- _Entries with figure data_:
· · · · ·

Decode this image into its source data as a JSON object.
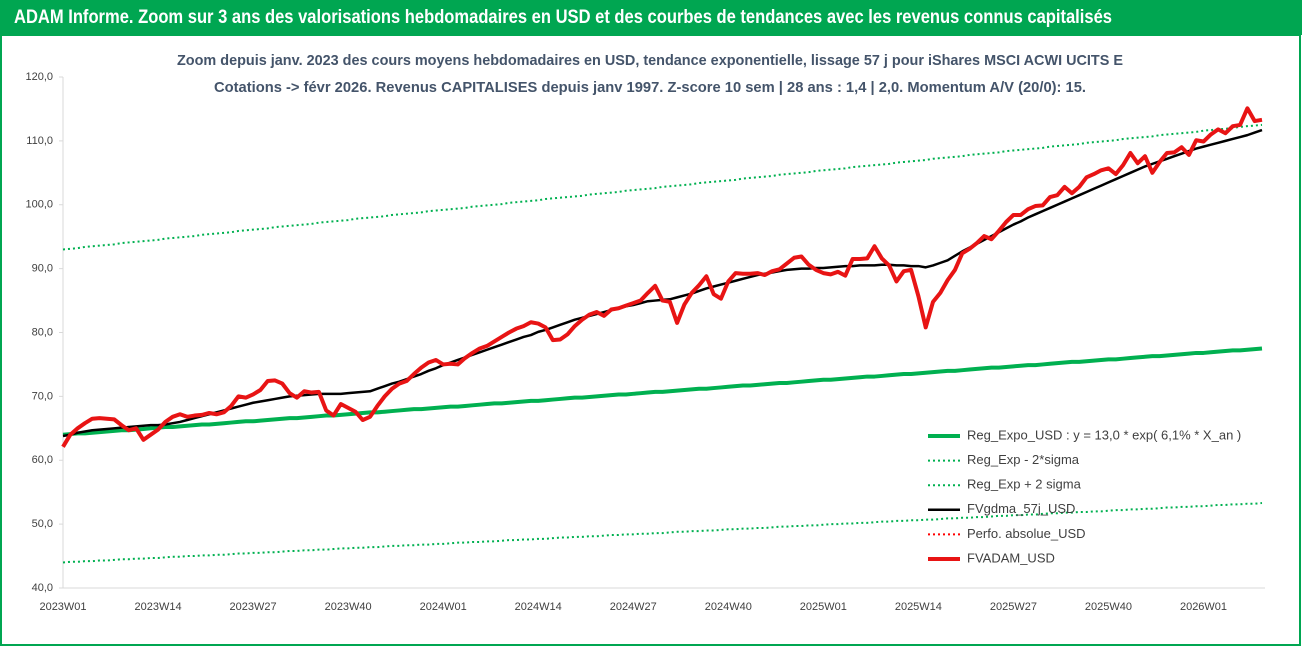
{
  "chart_data": {
    "type": "line",
    "title": "ADAM Informe. Zoom sur 3 ans des valorisations hebdomadaires en USD et des courbes de tendances avec les revenus connus capitalisés",
    "subtitle": [
      "Zoom depuis janv. 2023 des cours moyens hebdomadaires en USD, tendance exponentielle, lissage 57 j pour iShares MSCI ACWI UCITS E",
      "Cotations -> févr 2026. Revenus CAPITALISES depuis janv 1997. Z-score 10 sem | 28 ans : 1,4 | 2,0. Momentum A/V (20/0): 15."
    ],
    "categories": [
      "2023W01",
      null,
      null,
      null,
      null,
      null,
      null,
      null,
      null,
      null,
      null,
      null,
      null,
      "2023W14",
      null,
      null,
      null,
      null,
      null,
      null,
      null,
      null,
      null,
      null,
      null,
      null,
      "2023W27",
      null,
      null,
      null,
      null,
      null,
      null,
      null,
      null,
      null,
      null,
      null,
      null,
      "2023W40",
      null,
      null,
      null,
      null,
      null,
      null,
      null,
      null,
      null,
      null,
      null,
      null,
      "2024W01",
      null,
      null,
      null,
      null,
      null,
      null,
      null,
      null,
      null,
      null,
      null,
      null,
      "2024W14",
      null,
      null,
      null,
      null,
      null,
      null,
      null,
      null,
      null,
      null,
      null,
      null,
      "2024W27",
      null,
      null,
      null,
      null,
      null,
      null,
      null,
      null,
      null,
      null,
      null,
      null,
      "2024W40",
      null,
      null,
      null,
      null,
      null,
      null,
      null,
      null,
      null,
      null,
      null,
      null,
      "2025W01",
      null,
      null,
      null,
      null,
      null,
      null,
      null,
      null,
      null,
      null,
      null,
      null,
      "2025W14",
      null,
      null,
      null,
      null,
      null,
      null,
      null,
      null,
      null,
      null,
      null,
      null,
      "2025W27",
      null,
      null,
      null,
      null,
      null,
      null,
      null,
      null,
      null,
      null,
      null,
      null,
      "2025W40",
      null,
      null,
      null,
      null,
      null,
      null,
      null,
      null,
      null,
      null,
      null,
      null,
      "2026W01",
      null,
      null,
      null,
      null,
      null,
      null,
      null,
      null
    ],
    "ylim": [
      40,
      120
    ],
    "yticks": [
      {
        "value": 40,
        "label": "40,0"
      },
      {
        "value": 50,
        "label": "50,0"
      },
      {
        "value": 60,
        "label": "60,0"
      },
      {
        "value": 70,
        "label": "70,0"
      },
      {
        "value": 80,
        "label": "80,0"
      },
      {
        "value": 90,
        "label": "90,0"
      },
      {
        "value": 100,
        "label": "100,0"
      },
      {
        "value": 110,
        "label": "110,0"
      },
      {
        "value": 120,
        "label": "120,0"
      }
    ],
    "grid": false,
    "legend": "bottom-right",
    "series": [
      {
        "name": "Reg_Expo_USD : y = 13,0 * exp( 6,1% *  X_an )",
        "color": "#00b050",
        "style": "thick",
        "values": [
          64.0,
          64.1,
          64.2,
          64.2,
          64.3,
          64.4,
          64.5,
          64.6,
          64.7,
          64.7,
          64.8,
          64.9,
          65.0,
          65.1,
          65.2,
          65.2,
          65.3,
          65.4,
          65.5,
          65.6,
          65.6,
          65.7,
          65.8,
          65.9,
          66.0,
          66.1,
          66.1,
          66.2,
          66.3,
          66.4,
          66.5,
          66.6,
          66.6,
          66.7,
          66.8,
          66.9,
          67.0,
          67.0,
          67.1,
          67.2,
          67.3,
          67.4,
          67.5,
          67.5,
          67.6,
          67.7,
          67.8,
          67.9,
          68.0,
          68.0,
          68.1,
          68.2,
          68.3,
          68.4,
          68.4,
          68.5,
          68.6,
          68.7,
          68.8,
          68.9,
          68.9,
          69.0,
          69.1,
          69.2,
          69.3,
          69.3,
          69.4,
          69.5,
          69.6,
          69.7,
          69.8,
          69.8,
          69.9,
          70.0,
          70.1,
          70.2,
          70.3,
          70.3,
          70.4,
          70.5,
          70.6,
          70.7,
          70.7,
          70.8,
          70.9,
          71.0,
          71.1,
          71.2,
          71.2,
          71.3,
          71.4,
          71.5,
          71.6,
          71.7,
          71.7,
          71.8,
          71.9,
          72.0,
          72.1,
          72.1,
          72.2,
          72.3,
          72.4,
          72.5,
          72.6,
          72.6,
          72.7,
          72.8,
          72.9,
          73.0,
          73.1,
          73.1,
          73.2,
          73.3,
          73.4,
          73.5,
          73.5,
          73.6,
          73.7,
          73.8,
          73.9,
          74.0,
          74.0,
          74.1,
          74.2,
          74.3,
          74.4,
          74.5,
          74.5,
          74.6,
          74.7,
          74.8,
          74.9,
          74.9,
          75.0,
          75.1,
          75.2,
          75.3,
          75.4,
          75.4,
          75.5,
          75.6,
          75.7,
          75.8,
          75.8,
          75.9,
          76.0,
          76.1,
          76.2,
          76.3,
          76.3,
          76.4,
          76.5,
          76.6,
          76.7,
          76.8,
          76.8,
          76.9,
          77.0,
          77.1,
          77.2,
          77.2,
          77.3,
          77.4,
          77.5
        ]
      },
      {
        "name": "Reg_Exp - 2*sigma",
        "color": "#00b050",
        "style": "dotted",
        "values": [
          44.0,
          44.1,
          44.1,
          44.2,
          44.2,
          44.3,
          44.3,
          44.4,
          44.5,
          44.5,
          44.6,
          44.6,
          44.7,
          44.7,
          44.8,
          44.9,
          44.9,
          45.0,
          45.0,
          45.1,
          45.1,
          45.2,
          45.2,
          45.3,
          45.4,
          45.4,
          45.5,
          45.5,
          45.6,
          45.6,
          45.7,
          45.8,
          45.8,
          45.9,
          45.9,
          46.0,
          46.0,
          46.1,
          46.2,
          46.2,
          46.3,
          46.3,
          46.4,
          46.4,
          46.5,
          46.6,
          46.6,
          46.7,
          46.7,
          46.8,
          46.8,
          46.9,
          46.9,
          47.0,
          47.1,
          47.1,
          47.2,
          47.2,
          47.3,
          47.3,
          47.4,
          47.5,
          47.5,
          47.6,
          47.6,
          47.7,
          47.7,
          47.8,
          47.9,
          47.9,
          48.0,
          48.0,
          48.1,
          48.1,
          48.2,
          48.3,
          48.3,
          48.4,
          48.4,
          48.5,
          48.5,
          48.6,
          48.6,
          48.7,
          48.8,
          48.8,
          48.9,
          48.9,
          49.0,
          49.0,
          49.1,
          49.2,
          49.2,
          49.3,
          49.3,
          49.4,
          49.4,
          49.5,
          49.6,
          49.6,
          49.7,
          49.7,
          49.8,
          49.8,
          49.9,
          50.0,
          50.0,
          50.1,
          50.1,
          50.2,
          50.2,
          50.3,
          50.4,
          50.4,
          50.5,
          50.5,
          50.6,
          50.6,
          50.7,
          50.7,
          50.8,
          50.9,
          50.9,
          51.0,
          51.0,
          51.1,
          51.1,
          51.2,
          51.3,
          51.3,
          51.4,
          51.4,
          51.5,
          51.5,
          51.6,
          51.7,
          51.7,
          51.8,
          51.8,
          51.9,
          51.9,
          52.0,
          52.0,
          52.1,
          52.2,
          52.2,
          52.3,
          52.3,
          52.4,
          52.4,
          52.5,
          52.6,
          52.6,
          52.7,
          52.7,
          52.8,
          52.8,
          52.9,
          53.0,
          53.0,
          53.1,
          53.1,
          53.2,
          53.2,
          53.3
        ]
      },
      {
        "name": "Reg_Exp + 2 sigma",
        "color": "#00b050",
        "style": "dotted",
        "values": [
          93.0,
          93.1,
          93.2,
          93.4,
          93.5,
          93.6,
          93.7,
          93.8,
          94.0,
          94.1,
          94.2,
          94.3,
          94.4,
          94.5,
          94.7,
          94.8,
          94.9,
          95.0,
          95.1,
          95.3,
          95.4,
          95.5,
          95.6,
          95.7,
          95.9,
          96.0,
          96.1,
          96.2,
          96.3,
          96.5,
          96.6,
          96.7,
          96.8,
          96.9,
          97.0,
          97.2,
          97.3,
          97.4,
          97.5,
          97.6,
          97.8,
          97.9,
          98.0,
          98.1,
          98.2,
          98.4,
          98.5,
          98.6,
          98.7,
          98.8,
          99.0,
          99.1,
          99.2,
          99.3,
          99.4,
          99.5,
          99.7,
          99.8,
          99.9,
          100.0,
          100.1,
          100.3,
          100.4,
          100.5,
          100.6,
          100.7,
          100.9,
          101.0,
          101.1,
          101.2,
          101.3,
          101.4,
          101.6,
          101.7,
          101.8,
          101.9,
          102.0,
          102.2,
          102.3,
          102.4,
          102.5,
          102.6,
          102.8,
          102.9,
          103.0,
          103.1,
          103.2,
          103.4,
          103.5,
          103.6,
          103.7,
          103.8,
          103.9,
          104.1,
          104.2,
          104.3,
          104.4,
          104.5,
          104.7,
          104.8,
          104.9,
          105.0,
          105.1,
          105.3,
          105.4,
          105.5,
          105.6,
          105.7,
          105.9,
          106.0,
          106.1,
          106.2,
          106.3,
          106.4,
          106.6,
          106.7,
          106.8,
          106.9,
          107.0,
          107.2,
          107.3,
          107.4,
          107.5,
          107.6,
          107.8,
          107.9,
          108.0,
          108.1,
          108.2,
          108.4,
          108.5,
          108.6,
          108.7,
          108.8,
          108.9,
          109.1,
          109.2,
          109.3,
          109.4,
          109.5,
          109.7,
          109.8,
          109.9,
          110.0,
          110.1,
          110.3,
          110.4,
          110.5,
          110.6,
          110.7,
          110.9,
          111.0,
          111.1,
          111.2,
          111.3,
          111.4,
          111.6,
          111.7,
          111.8,
          111.9,
          112.0,
          112.2,
          112.3,
          112.4,
          112.5
        ]
      },
      {
        "name": "FVgdma_57j_USD",
        "color": "#000000",
        "style": "solid",
        "values": [
          63.8,
          64.0,
          64.3,
          64.5,
          64.7,
          64.8,
          64.9,
          65.0,
          65.1,
          65.2,
          65.3,
          65.4,
          65.5,
          65.5,
          65.6,
          65.8,
          66.0,
          66.3,
          66.6,
          66.9,
          67.2,
          67.5,
          67.8,
          68.1,
          68.4,
          68.7,
          69.0,
          69.2,
          69.4,
          69.6,
          69.8,
          70.0,
          70.1,
          70.2,
          70.3,
          70.4,
          70.4,
          70.4,
          70.4,
          70.5,
          70.6,
          70.7,
          70.8,
          71.2,
          71.6,
          72.0,
          72.3,
          72.7,
          73.1,
          73.5,
          74.0,
          74.4,
          74.9,
          75.3,
          75.7,
          76.1,
          76.5,
          76.9,
          77.3,
          77.7,
          78.1,
          78.5,
          78.9,
          79.3,
          79.6,
          80.1,
          80.4,
          80.8,
          81.2,
          81.6,
          82.0,
          82.3,
          82.6,
          82.9,
          83.2,
          83.5,
          83.8,
          84.1,
          84.3,
          84.6,
          84.9,
          85.0,
          85.1,
          85.2,
          85.5,
          85.8,
          86.1,
          86.5,
          86.9,
          87.2,
          87.5,
          87.8,
          88.1,
          88.4,
          88.7,
          89.0,
          89.2,
          89.4,
          89.6,
          89.8,
          89.9,
          90.0,
          90.0,
          90.1,
          90.1,
          90.2,
          90.3,
          90.4,
          90.4,
          90.5,
          90.5,
          90.5,
          90.6,
          90.6,
          90.5,
          90.5,
          90.4,
          90.4,
          90.2,
          90.5,
          90.9,
          91.3,
          92.0,
          92.7,
          93.3,
          93.9,
          94.5,
          95.1,
          95.7,
          96.3,
          96.9,
          97.4,
          98.0,
          98.5,
          99.0,
          99.5,
          100.0,
          100.5,
          101.0,
          101.5,
          102.0,
          102.5,
          103.0,
          103.5,
          104.0,
          104.5,
          105.0,
          105.5,
          106.0,
          106.4,
          106.8,
          107.2,
          107.6,
          108.0,
          108.4,
          108.8,
          109.1,
          109.4,
          109.7,
          110.0,
          110.3,
          110.6,
          110.9,
          111.3,
          111.7
        ]
      },
      {
        "name": "Perfo. absolue_USD",
        "color": "#ff0000",
        "style": "dotted"
      },
      {
        "name": "FVADAM_USD",
        "color": "#e81414",
        "style": "thick",
        "values": [
          62.1,
          64.0,
          65.0,
          65.8,
          66.5,
          66.6,
          66.5,
          66.4,
          65.5,
          64.7,
          65.0,
          63.2,
          64.0,
          64.8,
          66.0,
          66.8,
          67.2,
          66.8,
          67.0,
          67.1,
          67.4,
          67.2,
          67.5,
          68.5,
          70.0,
          69.8,
          70.3,
          71.0,
          72.4,
          72.5,
          72.0,
          70.5,
          69.8,
          70.8,
          70.6,
          70.7,
          67.8,
          67.0,
          68.8,
          68.2,
          67.6,
          66.3,
          66.8,
          68.5,
          70.0,
          71.2,
          72.0,
          72.4,
          73.5,
          74.5,
          75.3,
          75.7,
          75.0,
          75.1,
          75.0,
          76.0,
          76.8,
          77.5,
          77.9,
          78.6,
          79.3,
          80.0,
          80.6,
          81.0,
          81.6,
          81.4,
          80.8,
          78.8,
          78.9,
          79.7,
          81.0,
          82.0,
          82.8,
          83.2,
          82.6,
          83.6,
          83.8,
          84.2,
          84.6,
          85.0,
          86.2,
          87.3,
          85.0,
          84.8,
          81.5,
          84.4,
          86.2,
          87.4,
          88.8,
          86.0,
          85.3,
          88.0,
          89.3,
          89.2,
          89.2,
          89.3,
          89.0,
          89.6,
          89.9,
          90.8,
          91.7,
          91.9,
          90.6,
          89.8,
          89.3,
          89.1,
          89.5,
          88.9,
          91.5,
          91.5,
          91.6,
          93.5,
          91.6,
          90.5,
          88.0,
          89.6,
          89.8,
          85.7,
          80.8,
          84.8,
          86.2,
          88.2,
          89.8,
          92.4,
          93.1,
          94.0,
          95.1,
          94.6,
          95.9,
          97.3,
          98.4,
          98.4,
          99.3,
          99.8,
          99.9,
          101.2,
          101.5,
          102.8,
          101.8,
          102.8,
          104.3,
          104.8,
          105.4,
          105.7,
          104.8,
          106.2,
          108.1,
          106.5,
          107.6,
          105.0,
          106.7,
          108.1,
          108.2,
          109.0,
          107.8,
          110.1,
          109.9,
          111.0,
          111.8,
          111.2,
          112.3,
          112.5,
          115.1,
          113.1,
          113.3
        ]
      }
    ]
  }
}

· · · · ·

- _WRITTEN PROBLEM_: Identify each line in the entries with the word "hebdomadaires" and copy it.

- _WORKED SOLUTION_:
    "title": "ADAM Informe. Zoom sur 3 ans des valorisations hebdomadaires en USD et des courbes de tendances avec les revenus connus capitalisés",
      "Zoom depuis janv. 2023 des cours moyens hebdomadaires en USD, tendance exponentielle, lissage 57 j pour iShares MSCI ACWI UCITS E",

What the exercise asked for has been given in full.